Source records
§
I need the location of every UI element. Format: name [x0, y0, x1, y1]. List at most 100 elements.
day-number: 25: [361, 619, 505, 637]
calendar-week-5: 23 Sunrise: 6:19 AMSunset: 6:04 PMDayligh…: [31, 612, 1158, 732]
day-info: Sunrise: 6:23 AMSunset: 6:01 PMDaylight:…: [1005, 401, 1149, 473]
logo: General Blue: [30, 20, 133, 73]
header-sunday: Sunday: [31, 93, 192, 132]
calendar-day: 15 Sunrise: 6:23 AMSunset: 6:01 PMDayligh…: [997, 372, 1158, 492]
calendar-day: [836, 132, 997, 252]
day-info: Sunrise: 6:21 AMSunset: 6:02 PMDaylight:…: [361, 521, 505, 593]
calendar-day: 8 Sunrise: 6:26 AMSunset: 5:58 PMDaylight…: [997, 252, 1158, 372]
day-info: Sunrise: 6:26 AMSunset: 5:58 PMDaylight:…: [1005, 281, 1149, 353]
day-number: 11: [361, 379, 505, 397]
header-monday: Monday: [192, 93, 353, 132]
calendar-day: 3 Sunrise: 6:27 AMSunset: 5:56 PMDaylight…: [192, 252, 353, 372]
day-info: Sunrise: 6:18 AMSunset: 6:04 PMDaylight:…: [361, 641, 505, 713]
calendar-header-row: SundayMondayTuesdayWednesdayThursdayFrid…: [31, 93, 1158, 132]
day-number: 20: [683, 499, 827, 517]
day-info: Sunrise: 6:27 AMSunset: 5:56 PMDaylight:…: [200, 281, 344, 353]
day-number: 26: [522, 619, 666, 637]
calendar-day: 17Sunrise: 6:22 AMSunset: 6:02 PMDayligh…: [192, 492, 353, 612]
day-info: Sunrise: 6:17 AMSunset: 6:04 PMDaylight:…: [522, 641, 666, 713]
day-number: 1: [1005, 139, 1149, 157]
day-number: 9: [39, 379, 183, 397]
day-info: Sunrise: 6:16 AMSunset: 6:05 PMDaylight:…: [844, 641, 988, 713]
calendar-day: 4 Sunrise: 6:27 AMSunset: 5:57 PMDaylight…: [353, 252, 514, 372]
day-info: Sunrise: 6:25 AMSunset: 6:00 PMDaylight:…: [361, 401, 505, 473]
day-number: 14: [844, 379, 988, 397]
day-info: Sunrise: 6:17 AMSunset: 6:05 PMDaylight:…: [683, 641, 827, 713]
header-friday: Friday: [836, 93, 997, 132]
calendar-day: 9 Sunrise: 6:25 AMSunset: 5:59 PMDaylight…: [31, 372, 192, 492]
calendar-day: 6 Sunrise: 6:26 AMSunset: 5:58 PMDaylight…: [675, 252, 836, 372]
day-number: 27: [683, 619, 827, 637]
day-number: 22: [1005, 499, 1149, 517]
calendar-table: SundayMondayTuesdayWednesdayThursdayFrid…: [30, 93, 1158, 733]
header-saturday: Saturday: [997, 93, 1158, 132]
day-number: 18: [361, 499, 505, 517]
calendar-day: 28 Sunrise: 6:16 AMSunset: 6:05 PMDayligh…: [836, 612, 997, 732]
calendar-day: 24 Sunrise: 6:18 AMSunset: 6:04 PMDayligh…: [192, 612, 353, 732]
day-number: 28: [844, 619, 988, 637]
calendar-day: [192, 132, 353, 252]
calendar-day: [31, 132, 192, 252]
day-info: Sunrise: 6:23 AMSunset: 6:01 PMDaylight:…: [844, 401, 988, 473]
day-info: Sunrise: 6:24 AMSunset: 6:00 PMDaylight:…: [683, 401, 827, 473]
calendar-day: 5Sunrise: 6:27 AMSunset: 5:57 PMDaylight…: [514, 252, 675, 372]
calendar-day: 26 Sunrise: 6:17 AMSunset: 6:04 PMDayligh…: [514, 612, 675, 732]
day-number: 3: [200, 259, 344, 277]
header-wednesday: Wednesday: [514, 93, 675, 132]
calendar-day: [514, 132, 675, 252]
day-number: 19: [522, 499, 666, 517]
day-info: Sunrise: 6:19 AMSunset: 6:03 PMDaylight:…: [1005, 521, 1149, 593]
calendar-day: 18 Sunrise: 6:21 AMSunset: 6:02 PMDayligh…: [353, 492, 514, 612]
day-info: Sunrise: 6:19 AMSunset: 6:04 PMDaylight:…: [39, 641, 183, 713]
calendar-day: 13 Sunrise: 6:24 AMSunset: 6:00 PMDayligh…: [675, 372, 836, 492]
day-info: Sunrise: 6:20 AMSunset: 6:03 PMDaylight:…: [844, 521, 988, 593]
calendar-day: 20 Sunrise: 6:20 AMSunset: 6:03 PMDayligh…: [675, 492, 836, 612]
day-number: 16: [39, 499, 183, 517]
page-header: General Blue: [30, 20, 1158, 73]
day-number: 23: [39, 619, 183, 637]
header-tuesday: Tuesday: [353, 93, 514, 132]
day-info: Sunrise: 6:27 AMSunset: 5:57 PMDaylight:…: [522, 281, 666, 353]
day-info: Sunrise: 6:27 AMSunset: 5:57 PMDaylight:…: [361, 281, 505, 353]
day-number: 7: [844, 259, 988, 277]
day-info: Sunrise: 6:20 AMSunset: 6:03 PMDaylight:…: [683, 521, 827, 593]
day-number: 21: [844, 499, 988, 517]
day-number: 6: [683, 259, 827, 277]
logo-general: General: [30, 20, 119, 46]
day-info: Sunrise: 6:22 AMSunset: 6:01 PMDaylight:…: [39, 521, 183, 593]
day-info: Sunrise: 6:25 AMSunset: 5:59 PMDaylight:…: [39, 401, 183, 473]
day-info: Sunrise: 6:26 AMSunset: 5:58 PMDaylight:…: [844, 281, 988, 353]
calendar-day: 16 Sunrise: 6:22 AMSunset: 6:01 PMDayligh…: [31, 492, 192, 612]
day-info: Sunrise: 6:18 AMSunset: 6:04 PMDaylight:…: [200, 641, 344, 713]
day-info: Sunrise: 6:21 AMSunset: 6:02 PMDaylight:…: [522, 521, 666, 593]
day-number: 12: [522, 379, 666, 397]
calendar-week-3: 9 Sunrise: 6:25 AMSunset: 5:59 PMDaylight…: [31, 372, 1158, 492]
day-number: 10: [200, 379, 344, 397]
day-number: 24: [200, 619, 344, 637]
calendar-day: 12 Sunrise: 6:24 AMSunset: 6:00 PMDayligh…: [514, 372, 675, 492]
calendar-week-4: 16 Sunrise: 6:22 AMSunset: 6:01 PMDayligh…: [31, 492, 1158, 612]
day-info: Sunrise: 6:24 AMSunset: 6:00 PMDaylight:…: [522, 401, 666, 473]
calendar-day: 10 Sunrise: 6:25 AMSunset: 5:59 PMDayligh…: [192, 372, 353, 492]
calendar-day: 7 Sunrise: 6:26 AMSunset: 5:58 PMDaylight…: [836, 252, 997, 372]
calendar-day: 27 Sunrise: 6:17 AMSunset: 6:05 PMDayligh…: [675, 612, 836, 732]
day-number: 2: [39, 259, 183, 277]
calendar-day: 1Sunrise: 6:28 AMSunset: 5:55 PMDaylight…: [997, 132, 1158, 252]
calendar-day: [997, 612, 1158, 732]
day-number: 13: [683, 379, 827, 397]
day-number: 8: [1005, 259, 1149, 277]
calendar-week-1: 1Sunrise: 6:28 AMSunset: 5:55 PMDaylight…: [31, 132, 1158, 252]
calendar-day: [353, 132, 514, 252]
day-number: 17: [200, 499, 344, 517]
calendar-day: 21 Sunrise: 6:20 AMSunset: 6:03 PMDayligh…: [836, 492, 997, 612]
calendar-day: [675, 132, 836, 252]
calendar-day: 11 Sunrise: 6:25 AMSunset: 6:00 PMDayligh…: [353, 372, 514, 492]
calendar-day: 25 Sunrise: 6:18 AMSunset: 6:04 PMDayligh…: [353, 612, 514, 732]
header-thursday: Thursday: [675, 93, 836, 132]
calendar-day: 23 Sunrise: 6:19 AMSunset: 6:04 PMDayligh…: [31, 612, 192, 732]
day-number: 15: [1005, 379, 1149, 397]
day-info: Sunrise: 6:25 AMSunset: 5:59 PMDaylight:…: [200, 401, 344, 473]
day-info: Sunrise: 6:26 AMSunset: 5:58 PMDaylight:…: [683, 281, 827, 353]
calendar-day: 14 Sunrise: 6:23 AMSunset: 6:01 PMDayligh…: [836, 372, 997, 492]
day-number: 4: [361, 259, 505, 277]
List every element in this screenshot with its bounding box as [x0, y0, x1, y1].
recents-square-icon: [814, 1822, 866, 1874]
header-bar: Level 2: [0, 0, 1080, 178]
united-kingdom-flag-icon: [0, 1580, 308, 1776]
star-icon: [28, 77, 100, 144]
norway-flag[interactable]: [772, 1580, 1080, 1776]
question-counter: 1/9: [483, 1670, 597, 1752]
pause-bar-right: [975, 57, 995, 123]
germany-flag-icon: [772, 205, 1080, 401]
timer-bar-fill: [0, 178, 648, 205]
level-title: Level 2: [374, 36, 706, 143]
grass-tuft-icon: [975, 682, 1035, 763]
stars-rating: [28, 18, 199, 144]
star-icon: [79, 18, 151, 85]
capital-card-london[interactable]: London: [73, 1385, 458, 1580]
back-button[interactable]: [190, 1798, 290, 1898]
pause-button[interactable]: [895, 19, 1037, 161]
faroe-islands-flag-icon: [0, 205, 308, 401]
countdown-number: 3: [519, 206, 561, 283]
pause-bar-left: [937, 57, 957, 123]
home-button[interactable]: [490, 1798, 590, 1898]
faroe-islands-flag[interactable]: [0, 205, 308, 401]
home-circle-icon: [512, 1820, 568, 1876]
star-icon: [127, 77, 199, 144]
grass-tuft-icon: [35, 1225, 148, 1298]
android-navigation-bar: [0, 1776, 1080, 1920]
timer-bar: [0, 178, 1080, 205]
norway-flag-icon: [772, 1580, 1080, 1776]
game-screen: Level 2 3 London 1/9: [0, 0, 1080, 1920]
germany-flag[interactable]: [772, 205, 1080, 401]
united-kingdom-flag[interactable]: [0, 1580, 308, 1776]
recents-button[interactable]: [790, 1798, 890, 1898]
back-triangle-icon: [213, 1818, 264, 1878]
§
Lay out the material as a JSON list of strings, one string per line, leaving out blank lines. Begin at the first line of the material and stop after the line that contains "day-number: 14: [844, 379, 988, 397]".

→ Written reply:
[
  "I need the location of every UI element. Format: name [x0, y0, x1, y1]. List at most 100 elements.",
  "day-number: 25: [361, 619, 505, 637]",
  "calendar-week-5: 23 Sunrise: 6:19 AMSunset: 6:04 PMDayligh…: [31, 612, 1158, 732]",
  "day-info: Sunrise: 6:23 AMSunset: 6:01 PMDaylight:…: [1005, 401, 1149, 473]",
  "logo: General Blue: [30, 20, 133, 73]",
  "header-sunday: Sunday: [31, 93, 192, 132]",
  "calendar-day: 15 Sunrise: 6:23 AMSunset: 6:01 PMDayligh…: [997, 372, 1158, 492]",
  "calendar-day: [836, 132, 997, 252]",
  "day-info: Sunrise: 6:21 AMSunset: 6:02 PMDaylight:…: [361, 521, 505, 593]",
  "calendar-day: 8 Sunrise: 6:26 AMSunset: 5:58 PMDaylight…: [997, 252, 1158, 372]",
  "day-info: Sunrise: 6:26 AMSunset: 5:58 PMDaylight:…: [1005, 281, 1149, 353]",
  "day-number: 11: [361, 379, 505, 397]",
  "header-monday: Monday: [192, 93, 353, 132]",
  "calendar-day: 3 Sunrise: 6:27 AMSunset: 5:56 PMDaylight…: [192, 252, 353, 372]",
  "day-info: Sunrise: 6:18 AMSunset: 6:04 PMDaylight:…: [361, 641, 505, 713]",
  "calendar-header-row: SundayMondayTuesdayWednesdayThursdayFrid…: [31, 93, 1158, 132]",
  "day-number: 20: [683, 499, 827, 517]",
  "day-info: Sunrise: 6:27 AMSunset: 5:56 PMDaylight:…: [200, 281, 344, 353]",
  "day-number: 26: [522, 619, 666, 637]",
  "calendar-day: 17Sunrise: 6:22 AMSunset: 6:02 PMDayligh…: [192, 492, 353, 612]",
  "day-info: Sunrise: 6:17 AMSunset: 6:04 PMDaylight:…: [522, 641, 666, 713]",
  "day-number: 1: [1005, 139, 1149, 157]",
  "day-number: 9: [39, 379, 183, 397]",
  "day-info: Sunrise: 6:16 AMSunset: 6:05 PMDaylight:…: [844, 641, 988, 713]",
  "calendar-day: 4 Sunrise: 6:27 AMSunset: 5:57 PMDaylight…: [353, 252, 514, 372]",
  "day-info: Sunrise: 6:25 AMSunset: 6:00 PMDaylight:…: [361, 401, 505, 473]",
  "day-number: 14: [844, 379, 988, 397]"
]